What to work on -
Quote exactly, and only, the lines from the one containing "Extract all readable text from this page." through the end of the material below. Skip pictures.

(Stored records)
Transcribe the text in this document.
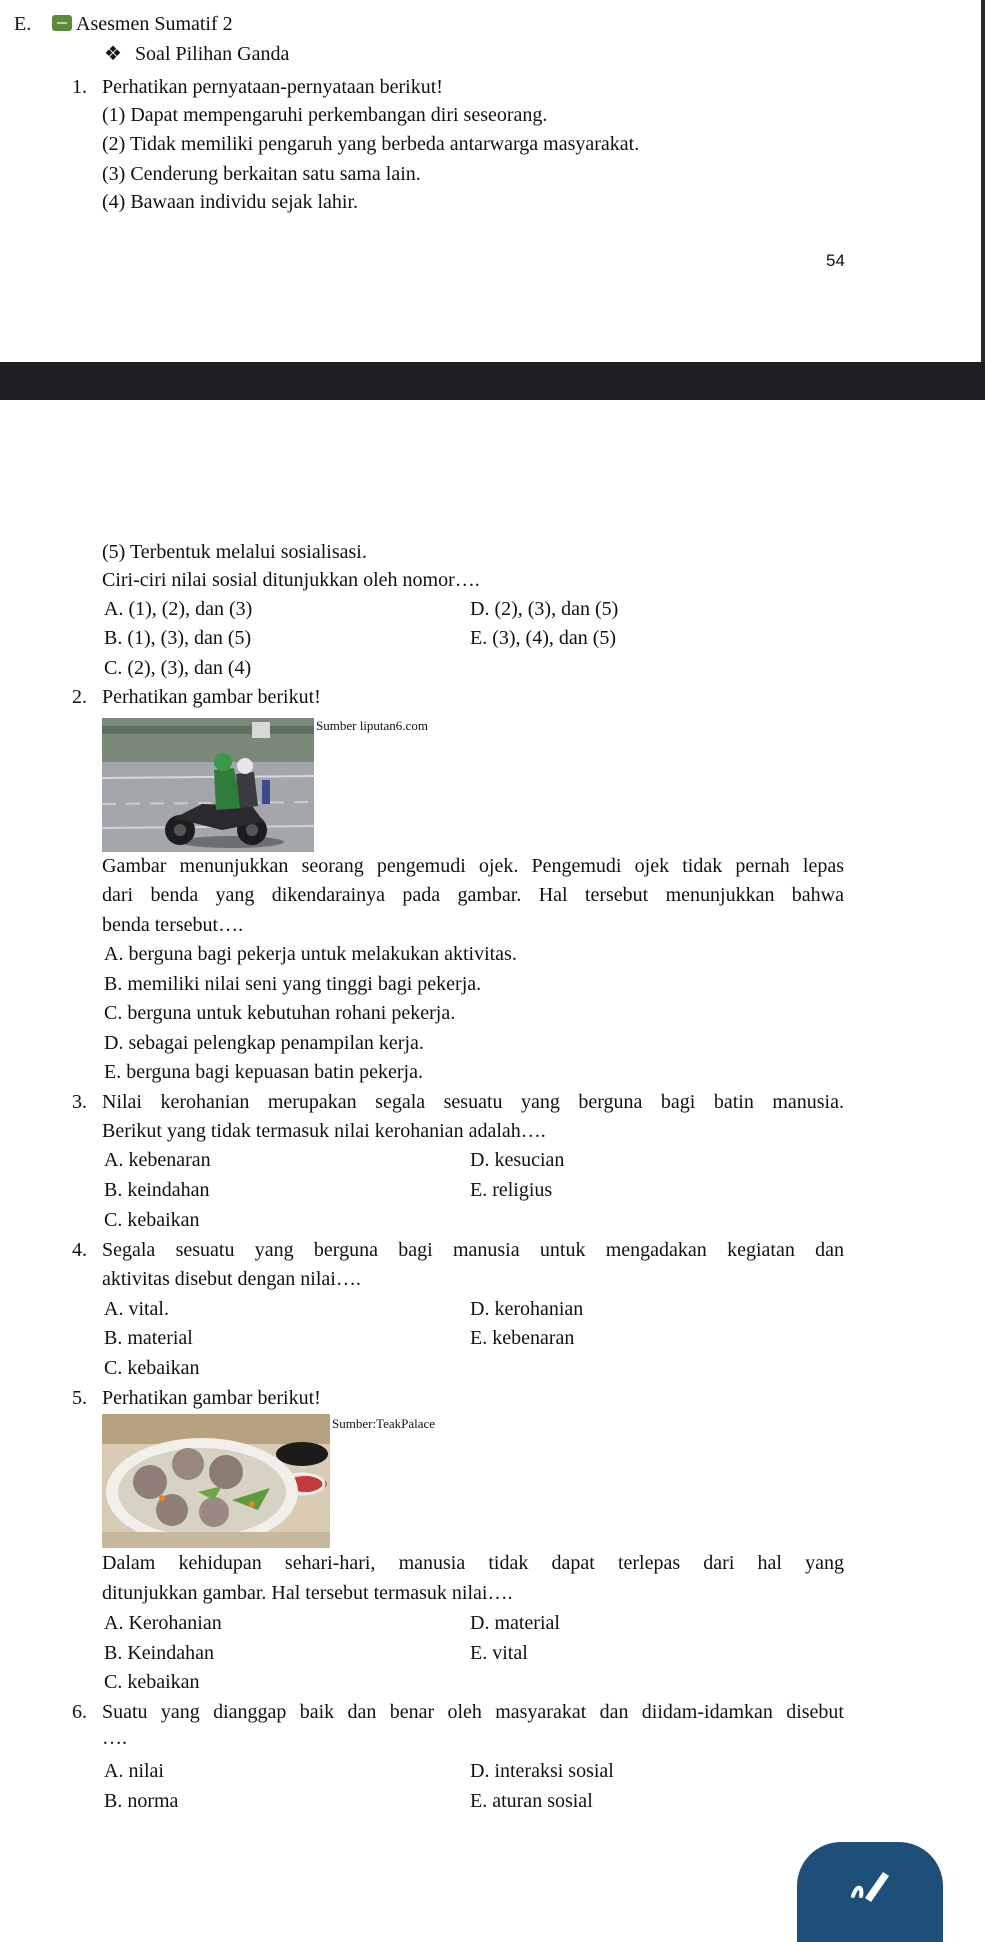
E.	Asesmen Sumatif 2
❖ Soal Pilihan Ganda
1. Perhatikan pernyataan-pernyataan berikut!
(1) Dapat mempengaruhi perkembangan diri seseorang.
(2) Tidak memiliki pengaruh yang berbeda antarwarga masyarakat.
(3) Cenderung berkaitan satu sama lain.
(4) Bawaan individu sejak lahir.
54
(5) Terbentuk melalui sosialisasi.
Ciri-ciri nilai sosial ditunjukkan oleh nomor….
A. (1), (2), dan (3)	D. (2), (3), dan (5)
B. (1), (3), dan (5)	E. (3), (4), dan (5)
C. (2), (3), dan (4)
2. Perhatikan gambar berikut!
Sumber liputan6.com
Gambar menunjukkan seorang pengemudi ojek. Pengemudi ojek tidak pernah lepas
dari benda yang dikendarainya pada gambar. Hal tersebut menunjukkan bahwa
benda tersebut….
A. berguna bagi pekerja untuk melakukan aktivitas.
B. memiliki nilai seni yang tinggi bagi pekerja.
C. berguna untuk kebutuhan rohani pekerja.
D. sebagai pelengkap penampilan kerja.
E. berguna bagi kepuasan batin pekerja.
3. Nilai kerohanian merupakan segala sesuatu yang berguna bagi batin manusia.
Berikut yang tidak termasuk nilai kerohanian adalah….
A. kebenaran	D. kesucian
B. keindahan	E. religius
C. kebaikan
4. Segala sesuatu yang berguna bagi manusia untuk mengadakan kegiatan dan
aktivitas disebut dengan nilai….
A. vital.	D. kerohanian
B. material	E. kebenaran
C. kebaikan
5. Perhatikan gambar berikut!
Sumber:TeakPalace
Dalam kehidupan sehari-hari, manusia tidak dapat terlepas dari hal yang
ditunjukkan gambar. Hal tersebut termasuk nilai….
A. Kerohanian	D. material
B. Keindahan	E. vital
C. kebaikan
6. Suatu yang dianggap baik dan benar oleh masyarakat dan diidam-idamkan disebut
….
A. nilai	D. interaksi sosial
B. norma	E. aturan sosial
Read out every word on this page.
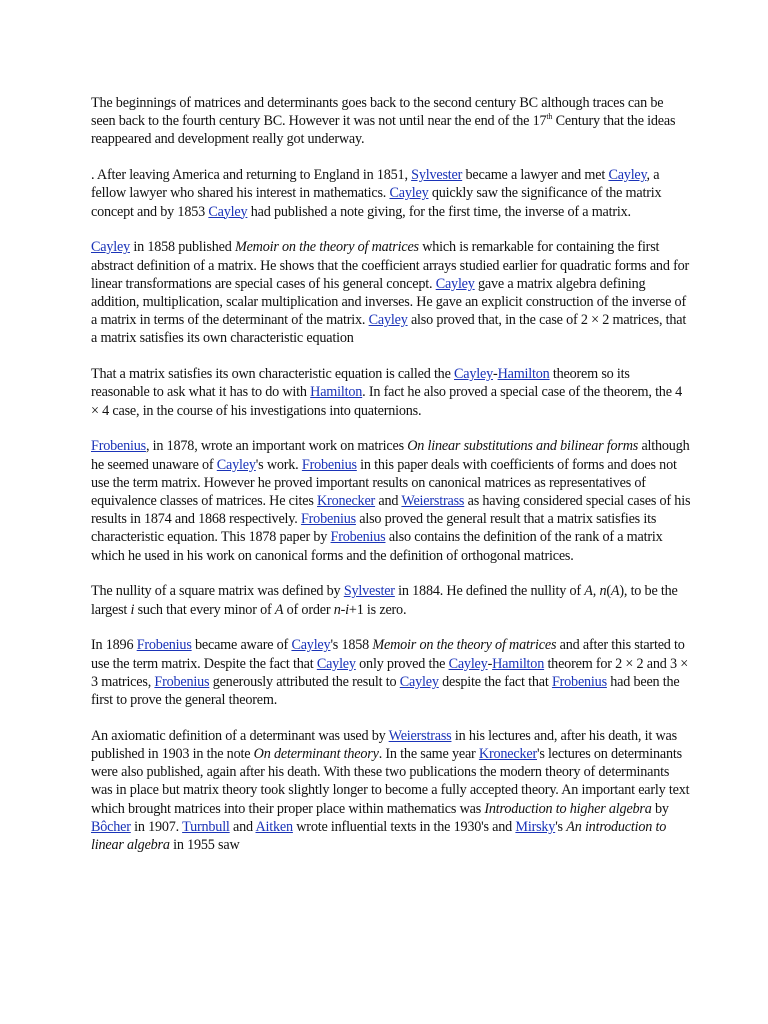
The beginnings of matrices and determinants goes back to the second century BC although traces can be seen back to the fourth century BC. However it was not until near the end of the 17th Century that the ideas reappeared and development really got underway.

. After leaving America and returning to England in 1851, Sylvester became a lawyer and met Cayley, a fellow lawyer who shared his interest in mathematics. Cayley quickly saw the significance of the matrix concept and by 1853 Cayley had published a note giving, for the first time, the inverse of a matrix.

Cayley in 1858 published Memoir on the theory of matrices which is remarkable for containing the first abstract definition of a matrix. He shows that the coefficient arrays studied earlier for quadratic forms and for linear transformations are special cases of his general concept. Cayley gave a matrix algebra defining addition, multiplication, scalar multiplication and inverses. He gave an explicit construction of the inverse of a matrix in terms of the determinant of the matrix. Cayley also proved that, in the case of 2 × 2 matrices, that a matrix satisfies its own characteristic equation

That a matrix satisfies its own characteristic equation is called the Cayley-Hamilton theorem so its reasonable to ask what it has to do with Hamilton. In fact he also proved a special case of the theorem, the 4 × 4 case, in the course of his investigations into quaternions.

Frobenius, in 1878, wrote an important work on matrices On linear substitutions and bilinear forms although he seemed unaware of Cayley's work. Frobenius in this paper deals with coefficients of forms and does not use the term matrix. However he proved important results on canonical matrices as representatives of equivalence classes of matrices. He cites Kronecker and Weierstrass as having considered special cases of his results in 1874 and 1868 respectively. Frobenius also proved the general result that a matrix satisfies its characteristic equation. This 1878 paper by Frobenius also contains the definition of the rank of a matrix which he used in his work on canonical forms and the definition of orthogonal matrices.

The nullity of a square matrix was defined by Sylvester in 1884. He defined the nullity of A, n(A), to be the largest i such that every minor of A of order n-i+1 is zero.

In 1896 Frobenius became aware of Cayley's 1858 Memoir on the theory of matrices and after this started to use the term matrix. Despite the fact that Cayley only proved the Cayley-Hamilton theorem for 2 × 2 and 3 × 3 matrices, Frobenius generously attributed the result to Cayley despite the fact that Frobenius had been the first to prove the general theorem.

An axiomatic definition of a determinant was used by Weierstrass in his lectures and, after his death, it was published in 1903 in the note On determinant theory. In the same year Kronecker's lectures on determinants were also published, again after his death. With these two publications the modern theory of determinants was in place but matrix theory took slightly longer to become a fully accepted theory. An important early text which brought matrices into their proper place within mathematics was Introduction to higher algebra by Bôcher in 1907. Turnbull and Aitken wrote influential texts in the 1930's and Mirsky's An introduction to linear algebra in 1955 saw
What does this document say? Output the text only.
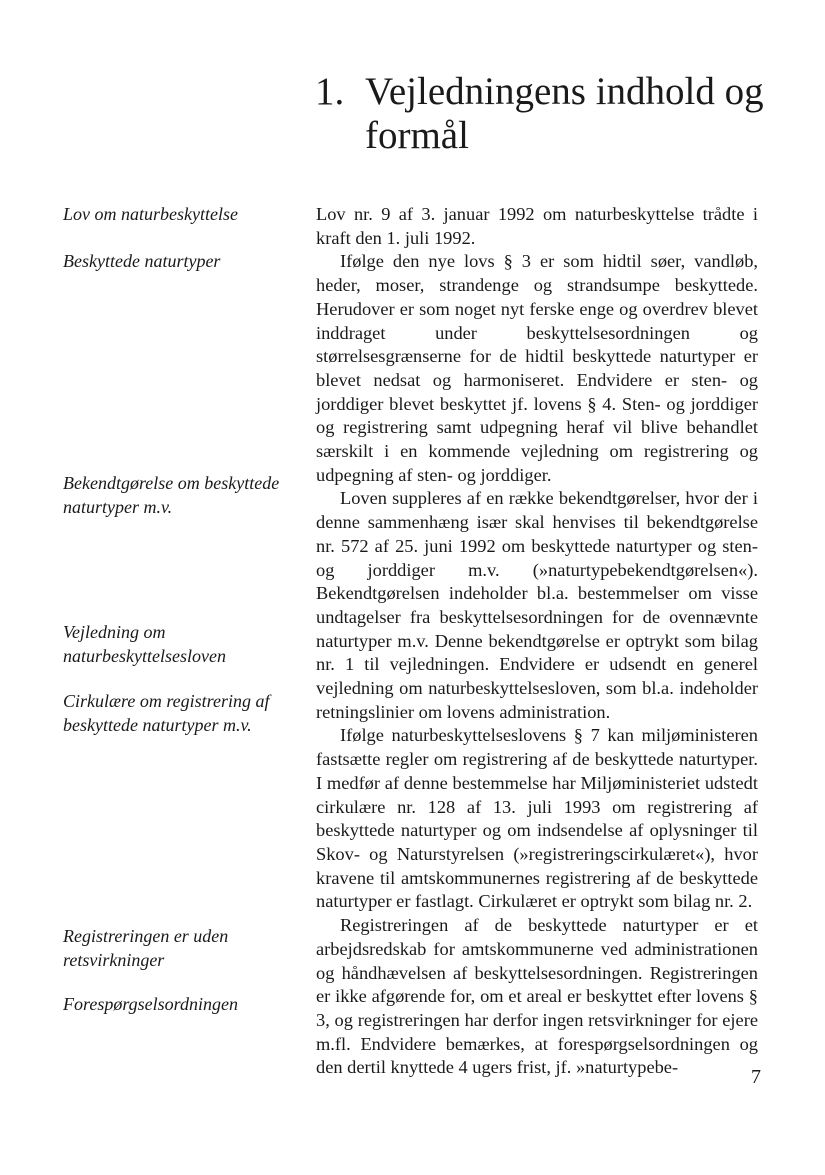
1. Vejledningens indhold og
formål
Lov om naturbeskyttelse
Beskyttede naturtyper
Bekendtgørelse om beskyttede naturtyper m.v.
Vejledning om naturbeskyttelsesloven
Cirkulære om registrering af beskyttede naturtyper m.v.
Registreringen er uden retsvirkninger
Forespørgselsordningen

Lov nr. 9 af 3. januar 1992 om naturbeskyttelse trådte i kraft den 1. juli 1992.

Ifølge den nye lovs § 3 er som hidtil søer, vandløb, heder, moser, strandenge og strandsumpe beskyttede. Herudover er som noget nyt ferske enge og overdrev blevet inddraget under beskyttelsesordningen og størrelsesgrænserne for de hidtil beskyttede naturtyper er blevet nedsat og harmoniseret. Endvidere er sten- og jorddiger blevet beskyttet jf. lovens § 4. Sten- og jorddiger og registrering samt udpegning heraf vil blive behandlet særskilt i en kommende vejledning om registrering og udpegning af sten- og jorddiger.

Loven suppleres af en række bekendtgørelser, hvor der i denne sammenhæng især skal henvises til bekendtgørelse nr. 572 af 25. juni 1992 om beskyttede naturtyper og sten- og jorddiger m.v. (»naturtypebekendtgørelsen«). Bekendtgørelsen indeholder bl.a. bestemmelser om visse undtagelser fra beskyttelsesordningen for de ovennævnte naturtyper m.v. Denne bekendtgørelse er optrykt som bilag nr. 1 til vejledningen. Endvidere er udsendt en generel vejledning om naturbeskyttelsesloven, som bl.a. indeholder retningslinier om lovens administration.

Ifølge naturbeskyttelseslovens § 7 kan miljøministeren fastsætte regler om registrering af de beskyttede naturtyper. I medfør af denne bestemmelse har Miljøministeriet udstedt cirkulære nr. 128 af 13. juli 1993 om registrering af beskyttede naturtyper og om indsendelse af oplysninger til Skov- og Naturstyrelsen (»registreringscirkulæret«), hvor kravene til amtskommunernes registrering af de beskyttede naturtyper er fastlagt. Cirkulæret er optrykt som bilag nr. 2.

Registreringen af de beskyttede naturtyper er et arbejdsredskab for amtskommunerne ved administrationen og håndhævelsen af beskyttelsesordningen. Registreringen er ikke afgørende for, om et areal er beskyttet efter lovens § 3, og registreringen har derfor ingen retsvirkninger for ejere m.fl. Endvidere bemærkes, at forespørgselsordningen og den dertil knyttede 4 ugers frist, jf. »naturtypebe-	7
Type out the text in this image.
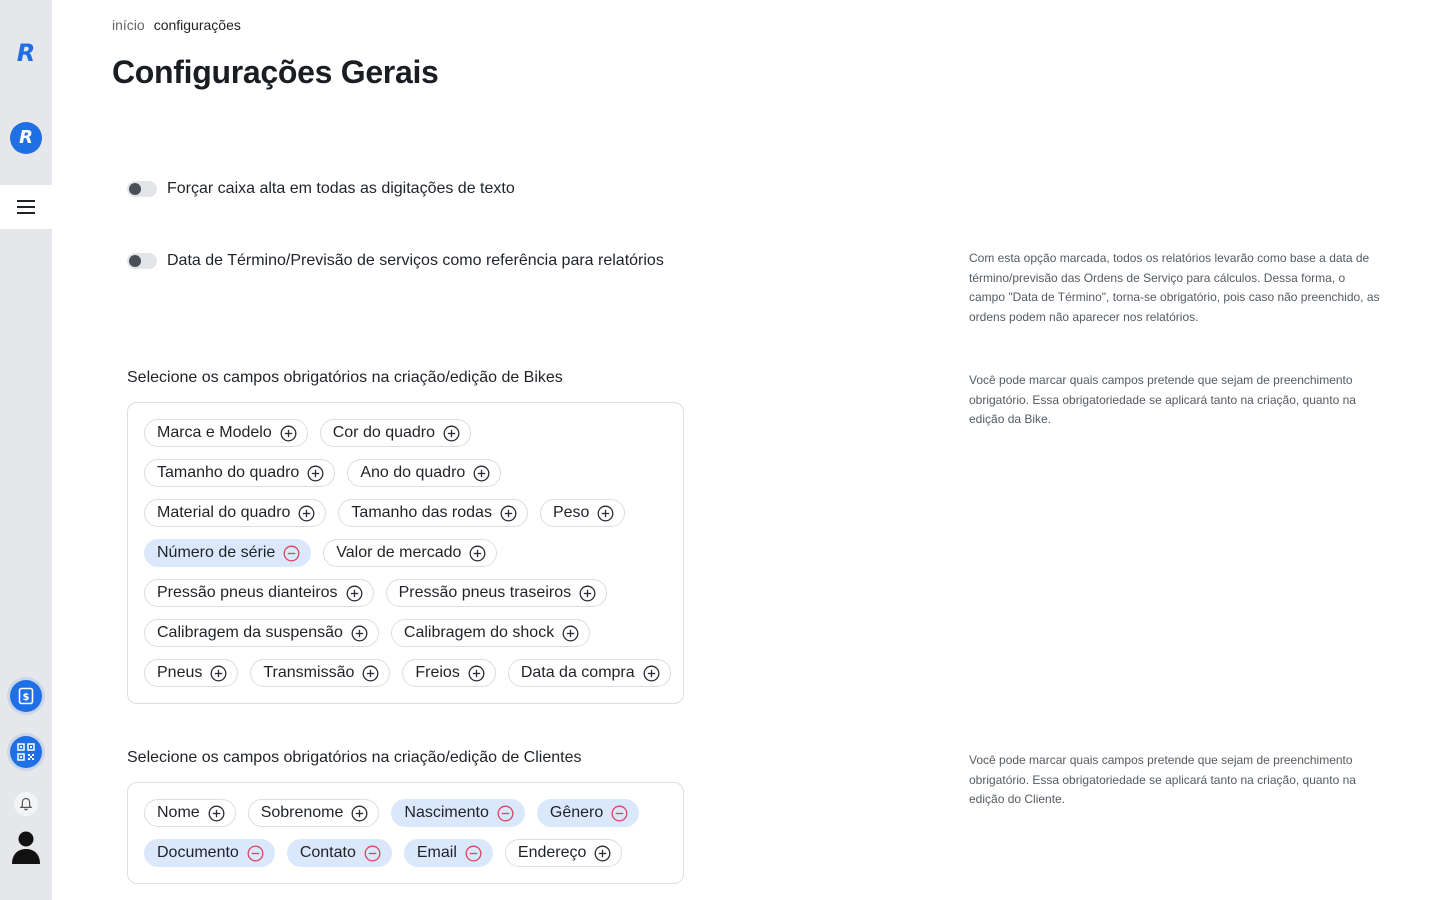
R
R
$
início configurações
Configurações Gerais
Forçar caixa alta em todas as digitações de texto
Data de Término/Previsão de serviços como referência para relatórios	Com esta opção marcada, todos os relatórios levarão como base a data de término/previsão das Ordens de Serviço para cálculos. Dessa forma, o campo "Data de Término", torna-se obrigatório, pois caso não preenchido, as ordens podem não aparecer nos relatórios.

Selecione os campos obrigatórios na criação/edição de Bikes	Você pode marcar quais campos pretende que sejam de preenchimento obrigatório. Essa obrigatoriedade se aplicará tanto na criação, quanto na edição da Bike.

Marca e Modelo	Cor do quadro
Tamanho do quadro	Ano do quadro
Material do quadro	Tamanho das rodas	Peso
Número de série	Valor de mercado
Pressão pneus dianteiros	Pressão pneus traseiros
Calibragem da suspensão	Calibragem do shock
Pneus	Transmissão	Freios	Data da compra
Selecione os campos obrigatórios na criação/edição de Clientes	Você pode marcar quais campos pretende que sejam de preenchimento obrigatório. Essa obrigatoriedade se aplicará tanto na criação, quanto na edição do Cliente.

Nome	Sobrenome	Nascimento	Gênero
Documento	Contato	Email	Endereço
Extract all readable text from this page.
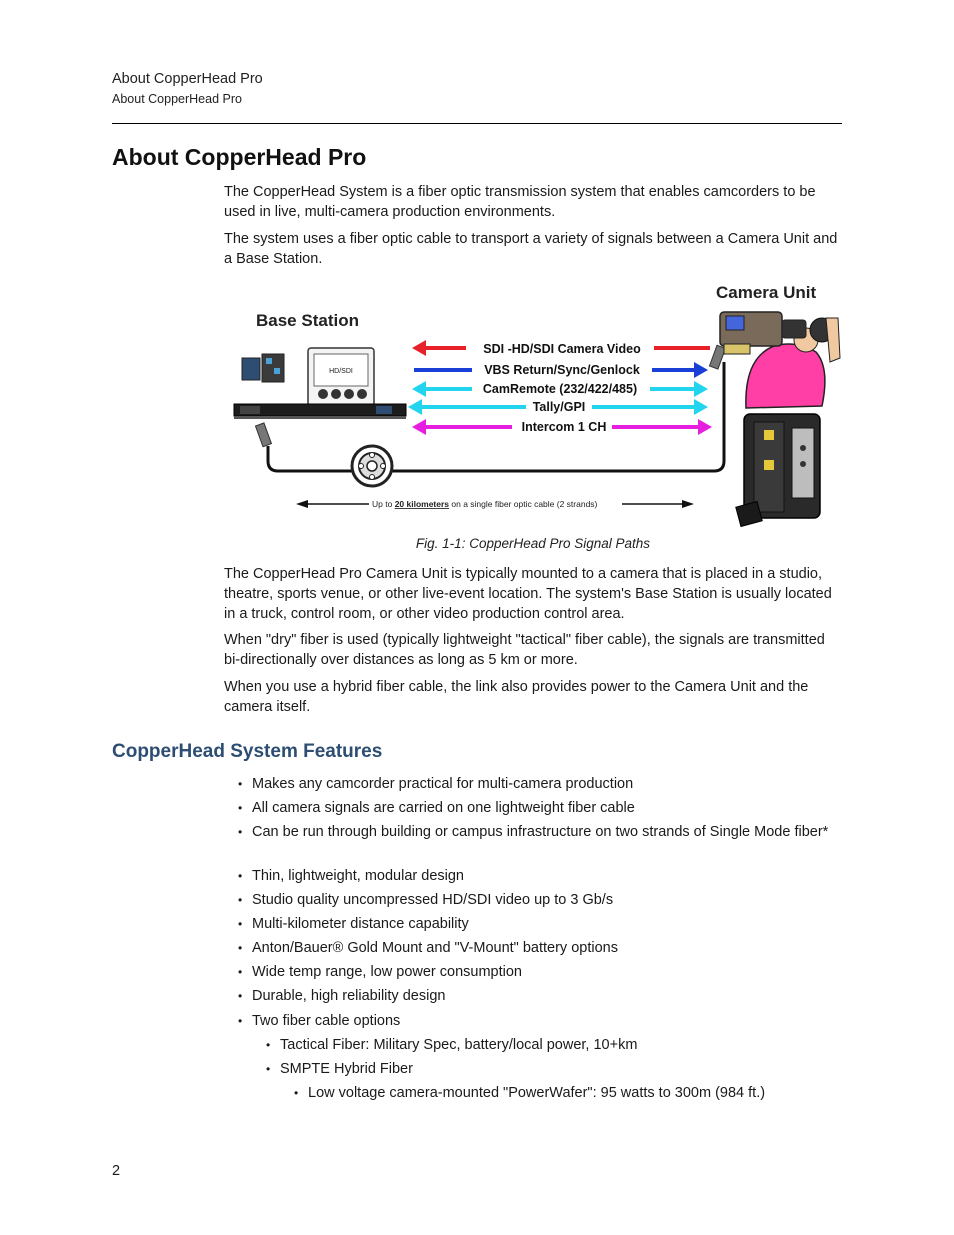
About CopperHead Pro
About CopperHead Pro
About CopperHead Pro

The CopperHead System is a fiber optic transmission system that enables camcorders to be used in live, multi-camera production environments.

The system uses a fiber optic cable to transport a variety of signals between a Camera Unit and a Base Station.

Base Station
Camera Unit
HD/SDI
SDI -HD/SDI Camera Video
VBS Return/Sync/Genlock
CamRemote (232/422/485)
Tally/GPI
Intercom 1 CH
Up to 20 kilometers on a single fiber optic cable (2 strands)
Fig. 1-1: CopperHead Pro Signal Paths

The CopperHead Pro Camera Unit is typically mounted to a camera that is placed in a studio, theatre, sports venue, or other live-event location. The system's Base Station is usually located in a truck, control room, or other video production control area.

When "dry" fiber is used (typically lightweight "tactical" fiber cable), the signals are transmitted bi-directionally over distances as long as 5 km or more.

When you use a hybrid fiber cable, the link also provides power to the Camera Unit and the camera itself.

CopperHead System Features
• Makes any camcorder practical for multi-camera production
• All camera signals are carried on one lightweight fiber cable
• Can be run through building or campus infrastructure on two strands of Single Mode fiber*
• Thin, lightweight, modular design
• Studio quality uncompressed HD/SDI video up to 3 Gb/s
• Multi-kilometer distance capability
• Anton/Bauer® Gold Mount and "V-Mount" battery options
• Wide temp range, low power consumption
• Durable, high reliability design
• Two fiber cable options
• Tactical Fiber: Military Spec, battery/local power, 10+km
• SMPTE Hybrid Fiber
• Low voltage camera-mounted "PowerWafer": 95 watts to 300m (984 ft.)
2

Full output -
Extract all readable text from this page.
About CopperHead Pro
About CopperHead Pro
About CopperHead Pro

The CopperHead System is a fiber optic transmission system that enables camcorders to be used in live, multi-camera production environments.

The system uses a fiber optic cable to transport a variety of signals between a Camera Unit and a Base Station.

Base Station
Camera Unit
HD/SDI
SDI -HD/SDI Camera Video
VBS Return/Sync/Genlock
CamRemote (232/422/485)
Tally/GPI
Intercom 1 CH
Up to 20 kilometers on a single fiber optic cable (2 strands)
Fig. 1-1: CopperHead Pro Signal Paths

The CopperHead Pro Camera Unit is typically mounted to a camera that is placed in a studio, theatre, sports venue, or other live-event location. The system's Base Station is usually located in a truck, control room, or other video production control area.

When "dry" fiber is used (typically lightweight "tactical" fiber cable), the signals are transmitted bi-directionally over distances as long as 5 km or more.

When you use a hybrid fiber cable, the link also provides power to the Camera Unit and the camera itself.

CopperHead System Features
• Makes any camcorder practical for multi-camera production
• All camera signals are carried on one lightweight fiber cable
• Can be run through building or campus infrastructure on two strands of Single Mode fiber*
• Thin, lightweight, modular design
• Studio quality uncompressed HD/SDI video up to 3 Gb/s
• Multi-kilometer distance capability
• Anton/Bauer® Gold Mount and "V-Mount" battery options
• Wide temp range, low power consumption
• Durable, high reliability design
• Two fiber cable options
• Tactical Fiber: Military Spec, battery/local power, 10+km
• SMPTE Hybrid Fiber
• Low voltage camera-mounted "PowerWafer": 95 watts to 300m (984 ft.)
2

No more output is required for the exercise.